◆ **Challenge**
Reproduce the stretch of records from the start through the line containing "301, 165, 318]", with "candle-body" switched to "bar-body" and nothing else changed.

◆ **Items**
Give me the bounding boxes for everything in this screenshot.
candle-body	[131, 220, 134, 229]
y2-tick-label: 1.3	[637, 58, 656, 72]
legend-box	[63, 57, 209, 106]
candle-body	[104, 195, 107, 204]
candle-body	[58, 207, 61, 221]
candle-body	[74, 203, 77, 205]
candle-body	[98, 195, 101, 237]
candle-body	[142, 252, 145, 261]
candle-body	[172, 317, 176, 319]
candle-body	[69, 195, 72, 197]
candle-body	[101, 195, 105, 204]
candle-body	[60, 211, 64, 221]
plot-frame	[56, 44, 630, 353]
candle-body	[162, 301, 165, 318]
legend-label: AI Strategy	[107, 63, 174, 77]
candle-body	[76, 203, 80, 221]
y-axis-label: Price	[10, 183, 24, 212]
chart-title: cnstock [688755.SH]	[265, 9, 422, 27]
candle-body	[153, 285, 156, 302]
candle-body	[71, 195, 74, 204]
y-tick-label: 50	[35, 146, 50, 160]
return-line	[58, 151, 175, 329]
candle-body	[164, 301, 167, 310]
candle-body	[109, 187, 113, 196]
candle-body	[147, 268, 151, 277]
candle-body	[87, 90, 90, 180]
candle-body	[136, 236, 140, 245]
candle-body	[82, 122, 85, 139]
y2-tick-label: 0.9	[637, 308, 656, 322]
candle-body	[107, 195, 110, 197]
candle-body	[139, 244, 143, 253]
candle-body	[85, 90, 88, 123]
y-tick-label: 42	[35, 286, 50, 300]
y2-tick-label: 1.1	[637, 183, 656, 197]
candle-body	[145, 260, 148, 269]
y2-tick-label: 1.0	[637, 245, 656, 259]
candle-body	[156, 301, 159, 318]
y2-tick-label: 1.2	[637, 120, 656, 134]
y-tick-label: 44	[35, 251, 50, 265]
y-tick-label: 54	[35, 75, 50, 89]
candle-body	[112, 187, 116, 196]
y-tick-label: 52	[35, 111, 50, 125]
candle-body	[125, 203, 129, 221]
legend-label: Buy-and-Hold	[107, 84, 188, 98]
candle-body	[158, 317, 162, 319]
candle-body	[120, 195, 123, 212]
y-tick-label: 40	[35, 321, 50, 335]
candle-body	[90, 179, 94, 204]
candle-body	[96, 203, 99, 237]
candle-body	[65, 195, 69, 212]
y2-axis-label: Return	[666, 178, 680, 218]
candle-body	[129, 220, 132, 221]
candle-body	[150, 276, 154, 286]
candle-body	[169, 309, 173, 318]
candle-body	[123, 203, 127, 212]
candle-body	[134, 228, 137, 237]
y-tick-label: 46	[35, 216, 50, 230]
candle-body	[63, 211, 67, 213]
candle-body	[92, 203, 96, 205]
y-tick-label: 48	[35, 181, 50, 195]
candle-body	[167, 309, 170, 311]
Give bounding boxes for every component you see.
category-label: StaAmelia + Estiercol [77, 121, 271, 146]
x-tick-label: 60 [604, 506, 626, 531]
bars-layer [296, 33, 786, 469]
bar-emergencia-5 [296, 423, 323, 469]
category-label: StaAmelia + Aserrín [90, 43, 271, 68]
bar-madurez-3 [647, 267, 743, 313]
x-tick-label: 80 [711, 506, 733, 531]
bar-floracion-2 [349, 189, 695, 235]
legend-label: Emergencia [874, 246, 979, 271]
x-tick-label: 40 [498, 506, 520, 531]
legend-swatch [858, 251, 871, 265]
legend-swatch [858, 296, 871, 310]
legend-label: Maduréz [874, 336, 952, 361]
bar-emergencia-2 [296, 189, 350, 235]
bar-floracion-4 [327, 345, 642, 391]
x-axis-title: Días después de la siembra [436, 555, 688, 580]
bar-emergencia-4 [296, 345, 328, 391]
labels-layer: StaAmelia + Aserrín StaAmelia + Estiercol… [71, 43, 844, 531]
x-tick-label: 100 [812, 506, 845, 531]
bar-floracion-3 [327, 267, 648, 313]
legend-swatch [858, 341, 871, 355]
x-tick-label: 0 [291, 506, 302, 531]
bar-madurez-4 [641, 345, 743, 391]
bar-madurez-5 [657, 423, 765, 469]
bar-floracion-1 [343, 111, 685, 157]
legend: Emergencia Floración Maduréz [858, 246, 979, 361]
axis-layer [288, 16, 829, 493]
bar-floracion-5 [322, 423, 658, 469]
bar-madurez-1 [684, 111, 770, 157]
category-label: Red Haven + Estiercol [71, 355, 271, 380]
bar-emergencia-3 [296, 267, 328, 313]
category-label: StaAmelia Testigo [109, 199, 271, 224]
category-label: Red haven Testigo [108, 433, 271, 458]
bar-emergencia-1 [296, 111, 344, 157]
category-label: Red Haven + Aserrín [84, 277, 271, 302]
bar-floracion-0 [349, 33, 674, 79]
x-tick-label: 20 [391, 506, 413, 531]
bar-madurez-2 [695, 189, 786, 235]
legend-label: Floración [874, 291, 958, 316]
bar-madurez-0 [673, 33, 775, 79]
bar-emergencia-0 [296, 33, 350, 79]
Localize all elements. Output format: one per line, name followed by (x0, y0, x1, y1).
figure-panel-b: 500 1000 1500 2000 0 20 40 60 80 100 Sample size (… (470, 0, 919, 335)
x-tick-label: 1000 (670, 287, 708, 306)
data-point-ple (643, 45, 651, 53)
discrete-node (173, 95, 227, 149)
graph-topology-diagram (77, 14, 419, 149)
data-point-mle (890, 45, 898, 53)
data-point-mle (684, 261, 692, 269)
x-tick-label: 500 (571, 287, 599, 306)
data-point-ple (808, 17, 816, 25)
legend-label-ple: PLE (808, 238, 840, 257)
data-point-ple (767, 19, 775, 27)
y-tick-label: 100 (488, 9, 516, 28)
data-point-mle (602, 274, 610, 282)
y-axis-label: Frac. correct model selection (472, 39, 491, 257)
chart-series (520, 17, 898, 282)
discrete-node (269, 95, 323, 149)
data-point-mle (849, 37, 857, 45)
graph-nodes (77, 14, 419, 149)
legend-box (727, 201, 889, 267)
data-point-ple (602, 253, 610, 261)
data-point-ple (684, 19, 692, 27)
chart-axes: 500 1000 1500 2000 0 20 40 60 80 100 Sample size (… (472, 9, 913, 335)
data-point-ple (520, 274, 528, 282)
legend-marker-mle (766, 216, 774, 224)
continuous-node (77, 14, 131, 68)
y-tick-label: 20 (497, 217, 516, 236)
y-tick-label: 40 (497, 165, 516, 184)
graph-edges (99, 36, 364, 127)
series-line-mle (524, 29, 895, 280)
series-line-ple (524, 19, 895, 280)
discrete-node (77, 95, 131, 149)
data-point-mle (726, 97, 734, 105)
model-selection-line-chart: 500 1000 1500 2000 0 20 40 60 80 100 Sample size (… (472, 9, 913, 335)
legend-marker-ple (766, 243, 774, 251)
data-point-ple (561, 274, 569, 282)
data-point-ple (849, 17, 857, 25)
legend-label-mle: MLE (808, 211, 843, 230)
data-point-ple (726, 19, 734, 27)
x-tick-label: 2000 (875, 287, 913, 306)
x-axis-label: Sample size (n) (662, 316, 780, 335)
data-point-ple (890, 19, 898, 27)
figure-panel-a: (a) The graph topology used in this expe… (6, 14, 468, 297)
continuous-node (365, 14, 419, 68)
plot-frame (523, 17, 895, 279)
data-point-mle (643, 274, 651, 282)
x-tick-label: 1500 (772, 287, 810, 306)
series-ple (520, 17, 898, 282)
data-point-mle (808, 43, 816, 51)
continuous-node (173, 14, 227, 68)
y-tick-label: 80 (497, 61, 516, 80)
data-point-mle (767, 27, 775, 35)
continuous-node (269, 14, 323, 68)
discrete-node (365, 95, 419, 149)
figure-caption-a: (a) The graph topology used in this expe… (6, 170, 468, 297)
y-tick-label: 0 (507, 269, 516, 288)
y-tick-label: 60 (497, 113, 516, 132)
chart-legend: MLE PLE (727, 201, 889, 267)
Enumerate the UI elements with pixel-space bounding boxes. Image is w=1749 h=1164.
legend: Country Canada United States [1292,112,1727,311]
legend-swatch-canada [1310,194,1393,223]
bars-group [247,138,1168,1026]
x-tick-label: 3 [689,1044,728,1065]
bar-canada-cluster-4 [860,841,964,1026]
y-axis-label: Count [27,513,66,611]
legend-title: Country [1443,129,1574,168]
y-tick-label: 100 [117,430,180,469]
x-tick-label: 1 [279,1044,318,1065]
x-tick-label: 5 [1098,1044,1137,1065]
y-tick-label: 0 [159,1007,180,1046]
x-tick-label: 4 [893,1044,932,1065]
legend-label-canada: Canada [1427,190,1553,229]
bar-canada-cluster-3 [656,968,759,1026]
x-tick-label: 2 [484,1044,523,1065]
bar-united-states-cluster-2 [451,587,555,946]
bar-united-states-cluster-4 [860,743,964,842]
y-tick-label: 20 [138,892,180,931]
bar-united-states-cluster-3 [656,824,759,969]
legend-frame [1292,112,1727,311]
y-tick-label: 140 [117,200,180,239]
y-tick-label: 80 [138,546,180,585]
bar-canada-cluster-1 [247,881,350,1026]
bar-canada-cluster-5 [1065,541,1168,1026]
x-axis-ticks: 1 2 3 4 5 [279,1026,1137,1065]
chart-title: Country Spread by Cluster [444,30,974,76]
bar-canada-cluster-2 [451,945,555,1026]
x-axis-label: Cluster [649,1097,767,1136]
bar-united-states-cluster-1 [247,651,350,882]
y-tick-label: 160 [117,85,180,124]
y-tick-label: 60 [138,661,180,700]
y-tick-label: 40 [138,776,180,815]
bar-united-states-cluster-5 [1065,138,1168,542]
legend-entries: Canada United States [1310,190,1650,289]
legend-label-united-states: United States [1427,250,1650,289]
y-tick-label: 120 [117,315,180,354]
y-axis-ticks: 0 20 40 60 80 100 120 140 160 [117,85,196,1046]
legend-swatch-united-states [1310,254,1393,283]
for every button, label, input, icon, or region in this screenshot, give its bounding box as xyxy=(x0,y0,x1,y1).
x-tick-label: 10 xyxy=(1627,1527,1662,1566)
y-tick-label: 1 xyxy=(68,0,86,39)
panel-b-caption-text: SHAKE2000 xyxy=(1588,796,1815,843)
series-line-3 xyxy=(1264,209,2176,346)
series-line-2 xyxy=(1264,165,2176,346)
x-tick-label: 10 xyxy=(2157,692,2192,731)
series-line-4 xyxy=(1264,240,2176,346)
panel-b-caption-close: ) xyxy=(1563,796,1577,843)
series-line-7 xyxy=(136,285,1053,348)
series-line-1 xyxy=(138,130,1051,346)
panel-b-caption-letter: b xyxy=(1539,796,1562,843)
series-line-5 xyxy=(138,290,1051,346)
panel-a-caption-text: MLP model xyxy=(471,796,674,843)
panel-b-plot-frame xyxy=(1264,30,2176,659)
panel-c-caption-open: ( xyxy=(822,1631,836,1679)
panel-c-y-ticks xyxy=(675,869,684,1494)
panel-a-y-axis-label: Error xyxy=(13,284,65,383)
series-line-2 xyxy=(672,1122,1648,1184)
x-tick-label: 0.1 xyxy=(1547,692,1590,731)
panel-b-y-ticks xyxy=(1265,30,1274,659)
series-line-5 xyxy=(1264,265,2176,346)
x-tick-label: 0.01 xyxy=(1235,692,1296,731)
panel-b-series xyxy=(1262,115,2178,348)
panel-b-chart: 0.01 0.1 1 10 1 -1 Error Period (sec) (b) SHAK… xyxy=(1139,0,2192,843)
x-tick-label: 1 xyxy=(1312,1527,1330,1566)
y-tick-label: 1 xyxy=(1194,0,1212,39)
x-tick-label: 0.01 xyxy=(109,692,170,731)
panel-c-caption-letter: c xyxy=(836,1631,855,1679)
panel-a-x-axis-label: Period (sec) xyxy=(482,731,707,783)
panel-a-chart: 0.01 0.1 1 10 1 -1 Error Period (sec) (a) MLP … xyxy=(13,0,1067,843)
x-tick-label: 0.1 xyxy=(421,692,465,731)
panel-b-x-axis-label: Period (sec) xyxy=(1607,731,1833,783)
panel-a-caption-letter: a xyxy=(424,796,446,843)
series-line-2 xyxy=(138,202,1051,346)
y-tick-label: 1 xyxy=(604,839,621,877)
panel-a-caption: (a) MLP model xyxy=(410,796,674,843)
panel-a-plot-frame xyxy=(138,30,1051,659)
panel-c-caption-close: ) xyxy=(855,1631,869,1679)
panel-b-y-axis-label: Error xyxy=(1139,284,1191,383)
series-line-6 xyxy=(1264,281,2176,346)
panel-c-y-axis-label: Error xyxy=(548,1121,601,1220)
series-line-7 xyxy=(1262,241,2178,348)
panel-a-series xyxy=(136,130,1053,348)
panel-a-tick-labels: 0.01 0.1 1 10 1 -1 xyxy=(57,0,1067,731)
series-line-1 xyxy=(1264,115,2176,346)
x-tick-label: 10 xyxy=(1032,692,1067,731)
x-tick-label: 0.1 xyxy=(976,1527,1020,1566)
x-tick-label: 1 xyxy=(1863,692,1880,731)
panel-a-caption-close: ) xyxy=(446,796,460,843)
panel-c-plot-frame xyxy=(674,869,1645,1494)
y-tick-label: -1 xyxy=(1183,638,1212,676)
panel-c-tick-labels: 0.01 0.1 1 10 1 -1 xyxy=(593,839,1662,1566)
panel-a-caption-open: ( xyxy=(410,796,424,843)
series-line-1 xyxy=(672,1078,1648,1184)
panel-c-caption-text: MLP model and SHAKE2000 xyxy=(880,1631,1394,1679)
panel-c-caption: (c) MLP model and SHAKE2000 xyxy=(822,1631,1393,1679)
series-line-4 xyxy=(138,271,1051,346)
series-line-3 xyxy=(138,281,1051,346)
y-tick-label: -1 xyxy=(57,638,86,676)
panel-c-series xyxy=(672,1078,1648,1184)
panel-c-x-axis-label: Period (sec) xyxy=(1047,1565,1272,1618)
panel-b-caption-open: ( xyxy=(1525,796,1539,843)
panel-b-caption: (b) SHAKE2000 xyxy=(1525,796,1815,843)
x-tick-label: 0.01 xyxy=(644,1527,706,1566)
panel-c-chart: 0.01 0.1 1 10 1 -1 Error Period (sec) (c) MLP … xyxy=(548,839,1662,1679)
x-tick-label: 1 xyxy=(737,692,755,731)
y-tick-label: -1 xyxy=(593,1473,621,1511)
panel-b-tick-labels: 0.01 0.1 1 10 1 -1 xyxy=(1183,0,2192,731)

◆ **Finished answer**
Give me the bounding boxes for everything in this screenshot.
bar-body	[131, 220, 134, 229]
y2-tick-label: 1.3	[637, 58, 656, 72]
legend-box	[63, 57, 209, 106]
bar-body	[104, 195, 107, 204]
bar-body	[58, 207, 61, 221]
bar-body	[74, 203, 77, 205]
bar-body	[98, 195, 101, 237]
bar-body	[142, 252, 145, 261]
bar-body	[172, 317, 176, 319]
bar-body	[69, 195, 72, 197]
bar-body	[101, 195, 105, 204]
bar-body	[60, 211, 64, 221]
plot-frame	[56, 44, 630, 353]
bar-body	[162, 301, 165, 318]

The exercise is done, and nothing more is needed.